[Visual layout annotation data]
==*==
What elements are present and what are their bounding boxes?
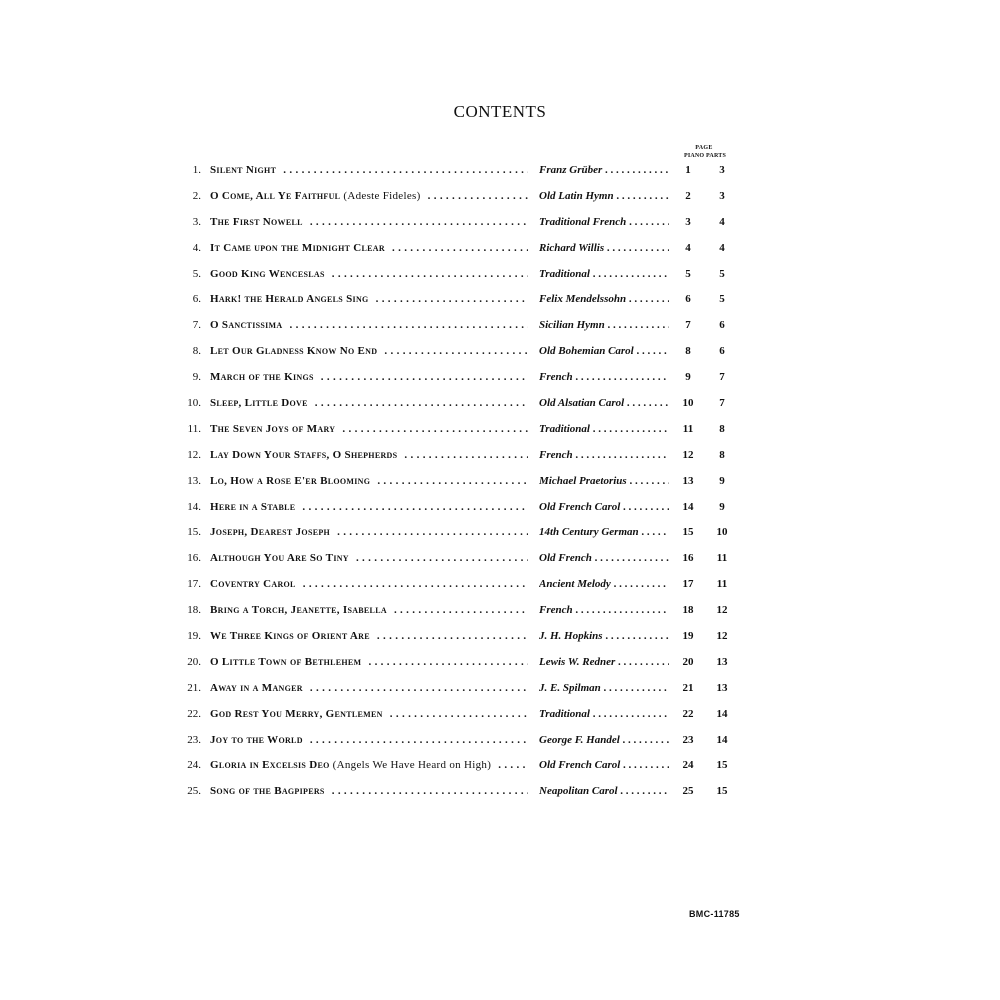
entry-page: 24 xyxy=(682,759,694,772)
entry-title-wrap xyxy=(210,630,374,642)
entry-title-wrap xyxy=(210,319,286,331)
entry-page: 9 xyxy=(685,371,691,384)
entry-composer xyxy=(539,501,669,513)
entry-composer xyxy=(539,319,669,331)
entry-title: March of the Kings xyxy=(210,371,314,384)
entry-composer-text: J. E. Spilman xyxy=(539,681,601,694)
entry-title-leader xyxy=(210,242,528,254)
entry-composer xyxy=(539,759,669,771)
entry-composer xyxy=(539,268,669,280)
entry-title-wrap xyxy=(210,682,307,694)
entry-title: Coventry Carol xyxy=(210,578,296,591)
entry-piano-part-page: 9 xyxy=(719,474,725,487)
entry-title-leader xyxy=(210,708,528,720)
contents-row xyxy=(0,340,1000,366)
entry-page: 18 xyxy=(682,604,694,617)
contents-row xyxy=(0,211,1000,237)
entry-title-leader xyxy=(210,319,528,331)
entry-piano-part-page: 11 xyxy=(716,578,728,591)
entry-number: 10. xyxy=(187,397,201,410)
entry-title-wrap xyxy=(210,708,387,720)
entry-title-leader xyxy=(210,552,528,564)
contents-row xyxy=(0,288,1000,314)
entry-composer xyxy=(539,526,669,538)
entry-piano-part-page: 5 xyxy=(719,267,725,280)
contents-row xyxy=(0,780,1000,806)
entry-page: 22 xyxy=(682,707,694,720)
entry-page: 20 xyxy=(682,655,694,668)
entry-piano-part-page: 10 xyxy=(716,526,728,539)
contents-row xyxy=(0,314,1000,340)
entry-title: O Sanctissima xyxy=(210,319,283,332)
entry-number: 16. xyxy=(187,552,201,565)
entry-title-wrap xyxy=(210,423,339,435)
entry-title-leader xyxy=(210,682,528,694)
entry-composer xyxy=(539,604,669,616)
entry-composer-text: J. H. Hopkins xyxy=(539,630,603,643)
entry-piano-part-page: 3 xyxy=(719,189,725,202)
entry-title: O Come, All Ye Faithful xyxy=(210,189,341,202)
entry-number: 24. xyxy=(187,759,201,772)
entry-piano-part-page: 14 xyxy=(716,707,728,720)
contents-row xyxy=(0,599,1000,625)
entry-composer-text: Michael Praetorius xyxy=(539,474,627,487)
contents-row xyxy=(0,237,1000,263)
entry-composer-text: Felix Mendelssohn xyxy=(539,293,627,306)
entry-number: 5. xyxy=(192,267,201,280)
page-title: CONTENTS xyxy=(453,102,547,121)
entry-subtitle: (Adeste Fideles) xyxy=(343,189,421,202)
entry-page: 16 xyxy=(682,552,694,565)
entry-title-leader xyxy=(210,268,528,280)
entry-title: Joseph, Dearest Joseph xyxy=(210,526,331,539)
entry-composer xyxy=(539,578,669,590)
entry-title-leader xyxy=(210,526,528,538)
entry-composer xyxy=(539,656,669,668)
contents-row xyxy=(0,392,1000,418)
entry-number: 1. xyxy=(192,164,201,176)
entry-number: 4. xyxy=(192,241,201,254)
entry-composer xyxy=(539,785,669,797)
entry-page: 17 xyxy=(682,578,694,591)
entry-page: 5 xyxy=(685,267,691,280)
entry-subtitle: (Angels We Have Heard on High) xyxy=(332,759,492,772)
entry-composer-text: Lewis W. Redner xyxy=(539,655,616,668)
entry-title: Lay Down Your Staffs, O Shepherds xyxy=(210,448,398,461)
entry-composer-text: Traditional xyxy=(539,707,590,720)
entry-piano-part-page: 15 xyxy=(716,785,728,798)
entry-number: 12. xyxy=(187,448,201,461)
entry-page: 3 xyxy=(685,215,691,228)
contents-row xyxy=(0,418,1000,444)
contents-row xyxy=(0,703,1000,729)
entry-composer-text: French xyxy=(539,371,573,384)
contents-row xyxy=(0,625,1000,651)
entry-title: Gloria in Excelsis Deo xyxy=(210,759,330,772)
entry-title: The First Nowell xyxy=(210,215,303,228)
entry-title: God Rest You Merry, Gentlemen xyxy=(210,707,383,720)
entry-title: We Three Kings of Orient Are xyxy=(210,630,370,643)
entry-number: 7. xyxy=(192,319,201,332)
contents-row xyxy=(0,729,1000,755)
entry-title-leader xyxy=(210,423,528,435)
entry-title-leader xyxy=(210,216,528,228)
entry-title-wrap xyxy=(210,785,329,797)
contents-row xyxy=(0,470,1000,496)
entry-title-wrap xyxy=(210,216,307,228)
entry-title-leader xyxy=(210,604,528,616)
entry-number: 20. xyxy=(187,655,201,668)
entry-title-wrap xyxy=(210,242,389,254)
entry-title-wrap xyxy=(210,293,373,305)
entry-title-leader xyxy=(210,759,528,771)
entry-page: 10 xyxy=(682,397,694,410)
entry-title: Here in a Stable xyxy=(210,500,296,513)
entry-title: Bring a Torch, Jeanette, Isabella xyxy=(210,604,387,617)
entry-number: 19. xyxy=(187,630,201,643)
entry-title: Although You Are So Tiny xyxy=(210,552,349,565)
entry-composer xyxy=(539,371,669,383)
entry-title-wrap xyxy=(210,345,381,357)
entry-composer xyxy=(539,552,669,564)
entry-title-leader xyxy=(210,449,528,461)
entry-page: 8 xyxy=(685,345,691,358)
entry-title-leader xyxy=(210,164,528,176)
entry-composer xyxy=(539,293,669,305)
entry-page: 4 xyxy=(685,241,691,254)
entry-page: 13 xyxy=(682,474,694,487)
entry-piano-part-page: 13 xyxy=(716,681,728,694)
entry-composer-text: Richard Willis xyxy=(539,241,605,254)
entry-title: Away in a Manger xyxy=(210,681,303,694)
entry-number: 14. xyxy=(187,500,201,513)
entry-composer-text: Traditional xyxy=(539,422,590,435)
entry-page: 14 xyxy=(682,500,694,513)
entry-title-leader xyxy=(210,578,528,590)
contents-row xyxy=(0,521,1000,547)
contents-row xyxy=(0,573,1000,599)
entry-title: The Seven Joys of Mary xyxy=(210,422,336,435)
entry-title-wrap xyxy=(210,190,425,202)
entry-page: 1 xyxy=(685,164,691,176)
entry-title-wrap xyxy=(210,501,299,513)
entry-page: 7 xyxy=(685,319,691,332)
contents-row xyxy=(0,677,1000,703)
entry-piano-part-page: 9 xyxy=(719,500,725,513)
entry-piano-part-page: 8 xyxy=(719,448,725,461)
entry-piano-part-page: 15 xyxy=(716,759,728,772)
entry-title: Let Our Gladness Know No End xyxy=(210,345,378,358)
entry-title-wrap xyxy=(210,604,391,616)
entry-piano-part-page: 8 xyxy=(719,422,725,435)
entry-piano-part-page: 7 xyxy=(719,397,725,410)
entry-title-wrap xyxy=(210,734,307,746)
entry-page: 12 xyxy=(682,448,694,461)
entry-composer xyxy=(539,423,669,435)
entry-number: 18. xyxy=(187,604,201,617)
entry-composer xyxy=(539,630,669,642)
entry-composer-text: Ancient Melody xyxy=(539,578,611,591)
entry-composer-text: Old Latin Hymn xyxy=(539,189,614,202)
entry-title: Hark! the Herald Angels Sing xyxy=(210,293,369,306)
entry-title-wrap xyxy=(210,578,300,590)
entry-number: 6. xyxy=(192,293,201,306)
entry-piano-part-page: 4 xyxy=(719,241,725,254)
==*==
- _Task details_
Repeat the lines of all the material word for word, without the pictures.

- _Written answer_
What elements are present and what are their bounding boxes?
entry-page: 24 xyxy=(682,759,694,772)
entry-title-wrap xyxy=(210,630,374,642)
entry-title-wrap xyxy=(210,319,286,331)
entry-page: 9 xyxy=(685,371,691,384)
entry-composer xyxy=(539,501,669,513)
entry-composer xyxy=(539,319,669,331)
entry-title: March of the Kings xyxy=(210,371,314,384)
entry-composer-text: J. E. Spilman xyxy=(539,681,601,694)
entry-title-leader xyxy=(210,242,528,254)
entry-composer xyxy=(539,759,669,771)
entry-composer xyxy=(539,268,669,280)
entry-title-wrap xyxy=(210,682,307,694)
entry-title: Coventry Carol xyxy=(210,578,296,591)
entry-piano-part-page: 9 xyxy=(719,474,725,487)
entry-title-leader xyxy=(210,708,528,720)
contents-row xyxy=(0,340,1000,366)
entry-page: 18 xyxy=(682,604,694,617)
contents-row xyxy=(0,211,1000,237)
entry-title-leader xyxy=(210,319,528,331)
entry-piano-part-page: 11 xyxy=(716,578,728,591)
entry-number: 10. xyxy=(187,397,201,410)
entry-title-wrap xyxy=(210,708,387,720)
entry-title-leader xyxy=(210,552,528,564)
contents-row xyxy=(0,288,1000,314)
entry-composer xyxy=(539,526,669,538)
entry-piano-part-page: 5 xyxy=(719,267,725,280)
contents-row xyxy=(0,780,1000,806)
entry-page: 22 xyxy=(682,707,694,720)
entry-page: 20 xyxy=(682,655,694,668)
entry-piano-part-page: 10 xyxy=(716,526,728,539)
contents-row xyxy=(0,314,1000,340)
entry-title: O Sanctissima xyxy=(210,319,283,332)
entry-number: 16. xyxy=(187,552,201,565)
entry-title-wrap xyxy=(210,423,339,435)
entry-title-leader xyxy=(210,682,528,694)
entry-composer xyxy=(539,604,669,616)
entry-composer-text: J. H. Hopkins xyxy=(539,630,603,643)
entry-piano-part-page: 3 xyxy=(719,189,725,202)
entry-title: O Come, All Ye Faithful xyxy=(210,189,341,202)
entry-number: 24. xyxy=(187,759,201,772)
entry-piano-part-page: 14 xyxy=(716,707,728,720)
contents-row xyxy=(0,599,1000,625)
entry-composer-text: Michael Praetorius xyxy=(539,474,627,487)
contents-row xyxy=(0,237,1000,263)
entry-composer-text: Felix Mendelssohn xyxy=(539,293,627,306)
entry-number: 5. xyxy=(192,267,201,280)
page-title: CONTENTS xyxy=(453,102,547,121)
entry-subtitle: (Adeste Fideles) xyxy=(343,189,421,202)
entry-page: 16 xyxy=(682,552,694,565)
entry-title-leader xyxy=(210,268,528,280)
entry-title: Joseph, Dearest Joseph xyxy=(210,526,331,539)
entry-composer xyxy=(539,578,669,590)
entry-title-leader xyxy=(210,526,528,538)
entry-composer xyxy=(539,656,669,668)
contents-row xyxy=(0,392,1000,418)
entry-number: 1. xyxy=(192,164,201,176)
entry-number: 4. xyxy=(192,241,201,254)
entry-composer xyxy=(539,785,669,797)
entry-page: 17 xyxy=(682,578,694,591)
entry-page: 5 xyxy=(685,267,691,280)
entry-subtitle: (Angels We Have Heard on High) xyxy=(332,759,492,772)
entry-composer-text: Lewis W. Redner xyxy=(539,655,616,668)
entry-title: Lay Down Your Staffs, O Shepherds xyxy=(210,448,398,461)
entry-composer-text: Traditional xyxy=(539,707,590,720)
entry-piano-part-page: 15 xyxy=(716,785,728,798)
entry-number: 12. xyxy=(187,448,201,461)
entry-page: 3 xyxy=(685,215,691,228)
contents-row xyxy=(0,418,1000,444)
contents-row xyxy=(0,703,1000,729)
entry-composer-text: French xyxy=(539,371,573,384)
contents-row xyxy=(0,625,1000,651)
entry-title: Gloria in Excelsis Deo xyxy=(210,759,330,772)
entry-title: The First Nowell xyxy=(210,215,303,228)
entry-title: God Rest You Merry, Gentlemen xyxy=(210,707,383,720)
entry-title: We Three Kings of Orient Are xyxy=(210,630,370,643)
entry-number: 7. xyxy=(192,319,201,332)
contents-row xyxy=(0,729,1000,755)
entry-title-leader xyxy=(210,423,528,435)
entry-title-leader xyxy=(210,216,528,228)
entry-title-wrap xyxy=(210,785,329,797)
contents-row xyxy=(0,470,1000,496)
entry-title-wrap xyxy=(210,216,307,228)
entry-title-leader xyxy=(210,604,528,616)
entry-number: 20. xyxy=(187,655,201,668)
entry-title-wrap xyxy=(210,242,389,254)
entry-title-wrap xyxy=(210,293,373,305)
entry-title-leader xyxy=(210,759,528,771)
entry-page: 10 xyxy=(682,397,694,410)
entry-title: Here in a Stable xyxy=(210,500,296,513)
entry-title: Bring a Torch, Jeanette, Isabella xyxy=(210,604,387,617)
entry-number: 19. xyxy=(187,630,201,643)
entry-title: Although You Are So Tiny xyxy=(210,552,349,565)
entry-composer xyxy=(539,371,669,383)
entry-title-wrap xyxy=(210,345,381,357)
entry-composer xyxy=(539,552,669,564)
entry-title-leader xyxy=(210,449,528,461)
entry-page: 8 xyxy=(685,345,691,358)
entry-title-leader xyxy=(210,164,528,176)
entry-composer xyxy=(539,293,669,305)
entry-page: 4 xyxy=(685,241,691,254)
entry-page: 13 xyxy=(682,474,694,487)
entry-piano-part-page: 13 xyxy=(716,681,728,694)
entry-composer-text: Richard Willis xyxy=(539,241,605,254)
entry-title: Away in a Manger xyxy=(210,681,303,694)
entry-number: 14. xyxy=(187,500,201,513)
entry-composer-text: Traditional xyxy=(539,422,590,435)
entry-page: 14 xyxy=(682,500,694,513)
entry-title-leader xyxy=(210,578,528,590)
contents-row xyxy=(0,521,1000,547)
contents-row xyxy=(0,573,1000,599)
entry-title: The Seven Joys of Mary xyxy=(210,422,336,435)
entry-title-wrap xyxy=(210,190,425,202)
entry-page: 1 xyxy=(685,164,691,176)
entry-title-wrap xyxy=(210,501,299,513)
entry-page: 7 xyxy=(685,319,691,332)
contents-row xyxy=(0,677,1000,703)
entry-piano-part-page: 9 xyxy=(719,500,725,513)
entry-piano-part-page: 8 xyxy=(719,448,725,461)
entry-piano-part-page: 15 xyxy=(716,759,728,772)
entry-title: Let Our Gladness Know No End xyxy=(210,345,378,358)
entry-title-wrap xyxy=(210,604,391,616)
entry-piano-part-page: 8 xyxy=(719,422,725,435)
entry-piano-part-page: 7 xyxy=(719,397,725,410)
entry-title-wrap xyxy=(210,734,307,746)
entry-page: 12 xyxy=(682,448,694,461)
entry-composer xyxy=(539,423,669,435)
entry-number: 18. xyxy=(187,604,201,617)
entry-composer xyxy=(539,630,669,642)
entry-composer-text: Ancient Melody xyxy=(539,578,611,591)
entry-composer-text: Old Latin Hymn xyxy=(539,189,614,202)
entry-title: Hark! the Herald Angels Sing xyxy=(210,293,369,306)
entry-title-wrap xyxy=(210,578,300,590)
entry-number: 6. xyxy=(192,293,201,306)
entry-piano-part-page: 4 xyxy=(719,241,725,254)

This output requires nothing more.